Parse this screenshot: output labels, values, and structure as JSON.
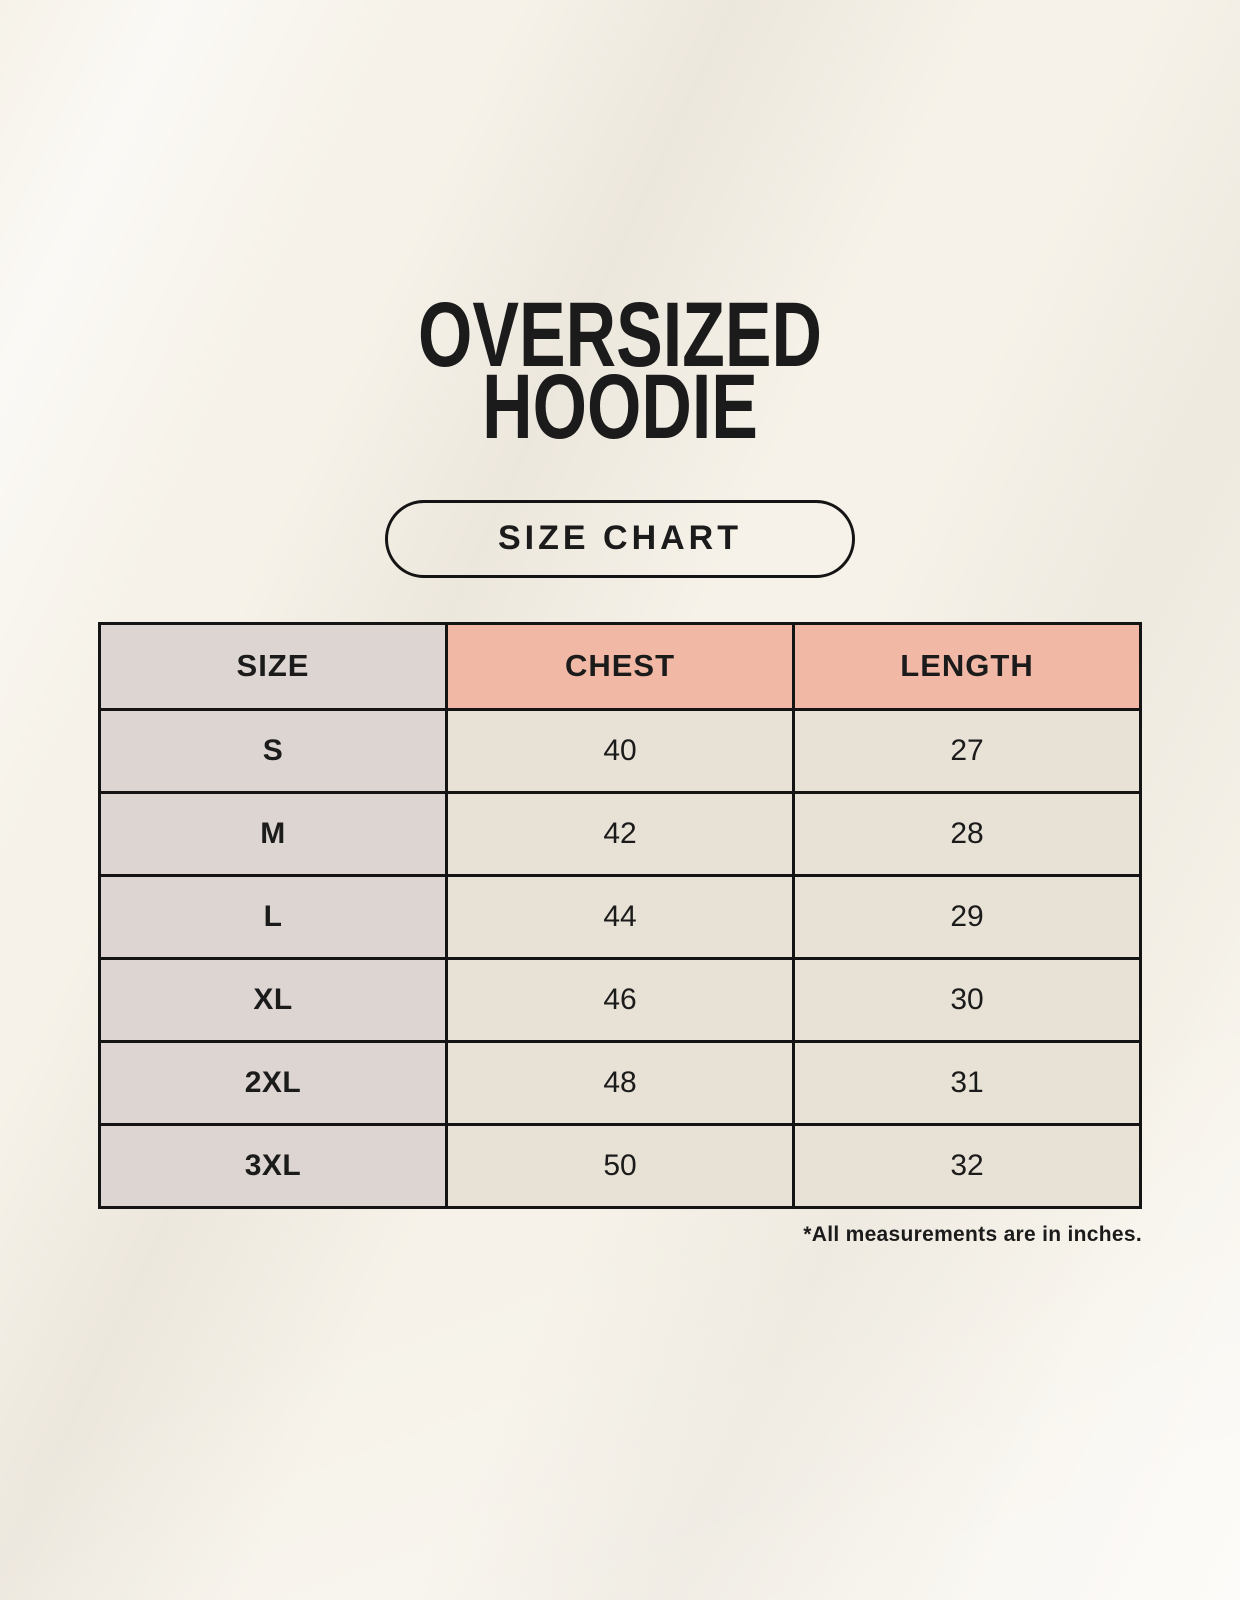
{
  "header": {
    "title_line1": "OVERSIZED",
    "title_line2": "HOODIE"
  },
  "badge": {
    "label": "SIZE CHART"
  },
  "footnote": "*All measurements are in inches.",
  "colors": {
    "background": "#f6f2e9",
    "header_size_bg": "#dcd5d1",
    "header_measure_bg": "#f1b8a6",
    "cell_size_bg": "#dcd5d1",
    "cell_value_bg": "#e8e2d6",
    "border": "#141414",
    "text": "#1b1b1b"
  },
  "chart_data": {
    "type": "table",
    "title": "OVERSIZED HOODIE",
    "subtitle": "SIZE CHART",
    "columns": [
      "SIZE",
      "CHEST",
      "LENGTH"
    ],
    "rows": [
      [
        "S",
        40,
        27
      ],
      [
        "M",
        42,
        28
      ],
      [
        "L",
        44,
        29
      ],
      [
        "XL",
        46,
        30
      ],
      [
        "2XL",
        48,
        31
      ],
      [
        "3XL",
        50,
        32
      ]
    ],
    "units": "inches",
    "notes": "*All measurements are in inches."
  }
}
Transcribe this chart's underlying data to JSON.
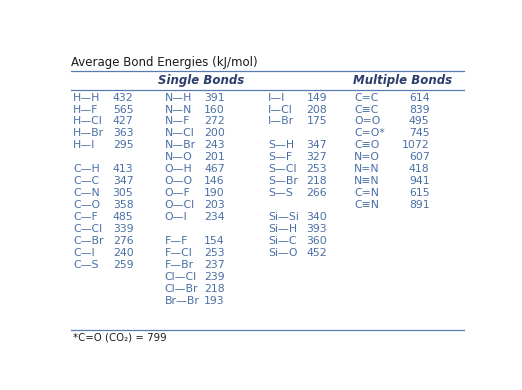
{
  "title": "Average Bond Energies (kJ/mol)",
  "footnote": "*C=O (CO₂) = 799",
  "single_bonds_header": "Single Bonds",
  "multiple_bonds_header": "Multiple Bonds",
  "text_color": "#4a6fa5",
  "header_color": "#2c3e6b",
  "title_color": "#1a1a1a",
  "line_color": "#5a7ab5",
  "bg_color": "#ffffff",
  "font_size": 7.8,
  "header_font_size": 8.5,
  "title_font_size": 8.5,
  "col1_rows": [
    [
      "H—H",
      "432"
    ],
    [
      "H—F",
      "565"
    ],
    [
      "H—Cl",
      "427"
    ],
    [
      "H—Br",
      "363"
    ],
    [
      "H—I",
      "295"
    ],
    [
      "",
      ""
    ],
    [
      "C—H",
      "413"
    ],
    [
      "C—C",
      "347"
    ],
    [
      "C—N",
      "305"
    ],
    [
      "C—O",
      "358"
    ],
    [
      "C—F",
      "485"
    ],
    [
      "C—Cl",
      "339"
    ],
    [
      "C—Br",
      "276"
    ],
    [
      "C—I",
      "240"
    ],
    [
      "C—S",
      "259"
    ]
  ],
  "col2_rows": [
    [
      "N—H",
      "391"
    ],
    [
      "N—N",
      "160"
    ],
    [
      "N—F",
      "272"
    ],
    [
      "N—Cl",
      "200"
    ],
    [
      "N—Br",
      "243"
    ],
    [
      "N—O",
      "201"
    ],
    [
      "O—H",
      "467"
    ],
    [
      "O—O",
      "146"
    ],
    [
      "O—F",
      "190"
    ],
    [
      "O—Cl",
      "203"
    ],
    [
      "O—I",
      "234"
    ],
    [
      "",
      ""
    ],
    [
      "F—F",
      "154"
    ],
    [
      "F—Cl",
      "253"
    ],
    [
      "F—Br",
      "237"
    ],
    [
      "Cl—Cl",
      "239"
    ],
    [
      "Cl—Br",
      "218"
    ],
    [
      "Br—Br",
      "193"
    ]
  ],
  "col3_rows": [
    [
      "I—I",
      "149"
    ],
    [
      "I—Cl",
      "208"
    ],
    [
      "I—Br",
      "175"
    ],
    [
      "",
      ""
    ],
    [
      "S—H",
      "347"
    ],
    [
      "S—F",
      "327"
    ],
    [
      "S—Cl",
      "253"
    ],
    [
      "S—Br",
      "218"
    ],
    [
      "S—S",
      "266"
    ],
    [
      "",
      ""
    ],
    [
      "Si—Si",
      "340"
    ],
    [
      "Si—H",
      "393"
    ],
    [
      "Si—C",
      "360"
    ],
    [
      "Si—O",
      "452"
    ]
  ],
  "col4_rows": [
    [
      "C=C",
      "614"
    ],
    [
      "C≡C",
      "839"
    ],
    [
      "O=O",
      "495"
    ],
    [
      "C=O*",
      "745"
    ],
    [
      "C≡O",
      "1072"
    ],
    [
      "N=O",
      "607"
    ],
    [
      "N=N",
      "418"
    ],
    [
      "N≡N",
      "941"
    ],
    [
      "C=N",
      "615"
    ],
    [
      "C≡N",
      "891"
    ]
  ]
}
::::::::::
Exercise objective –
Quote the listing above in full, except for the pictures.

Written response –
Parse this screenshot: output labels, values, and structure as JSON.
{
  "header": {
    "title_line1": "OVERSIZED",
    "title_line2": "HOODIE"
  },
  "badge": {
    "label": "SIZE CHART"
  },
  "footnote": "*All measurements are in inches.",
  "colors": {
    "background": "#f6f2e9",
    "header_size_bg": "#dcd5d1",
    "header_measure_bg": "#f1b8a6",
    "cell_size_bg": "#dcd5d1",
    "cell_value_bg": "#e8e2d6",
    "border": "#141414",
    "text": "#1b1b1b"
  },
  "chart_data": {
    "type": "table",
    "title": "OVERSIZED HOODIE",
    "subtitle": "SIZE CHART",
    "columns": [
      "SIZE",
      "CHEST",
      "LENGTH"
    ],
    "rows": [
      [
        "S",
        40,
        27
      ],
      [
        "M",
        42,
        28
      ],
      [
        "L",
        44,
        29
      ],
      [
        "XL",
        46,
        30
      ],
      [
        "2XL",
        48,
        31
      ],
      [
        "3XL",
        50,
        32
      ]
    ],
    "units": "inches",
    "notes": "*All measurements are in inches."
  }
}
Transcribe this chart's underlying data to JSON.
{
  "title": "Average Bond Energies (kJ/mol)",
  "footnote": "*C=O (CO₂) = 799",
  "single_bonds_header": "Single Bonds",
  "multiple_bonds_header": "Multiple Bonds",
  "text_color": "#4a6fa5",
  "header_color": "#2c3e6b",
  "title_color": "#1a1a1a",
  "line_color": "#5a7ab5",
  "bg_color": "#ffffff",
  "font_size": 7.8,
  "header_font_size": 8.5,
  "title_font_size": 8.5,
  "col1_rows": [
    [
      "H—H",
      "432"
    ],
    [
      "H—F",
      "565"
    ],
    [
      "H—Cl",
      "427"
    ],
    [
      "H—Br",
      "363"
    ],
    [
      "H—I",
      "295"
    ],
    [
      "",
      ""
    ],
    [
      "C—H",
      "413"
    ],
    [
      "C—C",
      "347"
    ],
    [
      "C—N",
      "305"
    ],
    [
      "C—O",
      "358"
    ],
    [
      "C—F",
      "485"
    ],
    [
      "C—Cl",
      "339"
    ],
    [
      "C—Br",
      "276"
    ],
    [
      "C—I",
      "240"
    ],
    [
      "C—S",
      "259"
    ]
  ],
  "col2_rows": [
    [
      "N—H",
      "391"
    ],
    [
      "N—N",
      "160"
    ],
    [
      "N—F",
      "272"
    ],
    [
      "N—Cl",
      "200"
    ],
    [
      "N—Br",
      "243"
    ],
    [
      "N—O",
      "201"
    ],
    [
      "O—H",
      "467"
    ],
    [
      "O—O",
      "146"
    ],
    [
      "O—F",
      "190"
    ],
    [
      "O—Cl",
      "203"
    ],
    [
      "O—I",
      "234"
    ],
    [
      "",
      ""
    ],
    [
      "F—F",
      "154"
    ],
    [
      "F—Cl",
      "253"
    ],
    [
      "F—Br",
      "237"
    ],
    [
      "Cl—Cl",
      "239"
    ],
    [
      "Cl—Br",
      "218"
    ],
    [
      "Br—Br",
      "193"
    ]
  ],
  "col3_rows": [
    [
      "I—I",
      "149"
    ],
    [
      "I—Cl",
      "208"
    ],
    [
      "I—Br",
      "175"
    ],
    [
      "",
      ""
    ],
    [
      "S—H",
      "347"
    ],
    [
      "S—F",
      "327"
    ],
    [
      "S—Cl",
      "253"
    ],
    [
      "S—Br",
      "218"
    ],
    [
      "S—S",
      "266"
    ],
    [
      "",
      ""
    ],
    [
      "Si—Si",
      "340"
    ],
    [
      "Si—H",
      "393"
    ],
    [
      "Si—C",
      "360"
    ],
    [
      "Si—O",
      "452"
    ]
  ],
  "col4_rows": [
    [
      "C=C",
      "614"
    ],
    [
      "C≡C",
      "839"
    ],
    [
      "O=O",
      "495"
    ],
    [
      "C=O*",
      "745"
    ],
    [
      "C≡O",
      "1072"
    ],
    [
      "N=O",
      "607"
    ],
    [
      "N=N",
      "418"
    ],
    [
      "N≡N",
      "941"
    ],
    [
      "C=N",
      "615"
    ],
    [
      "C≡N",
      "891"
    ]
  ]
}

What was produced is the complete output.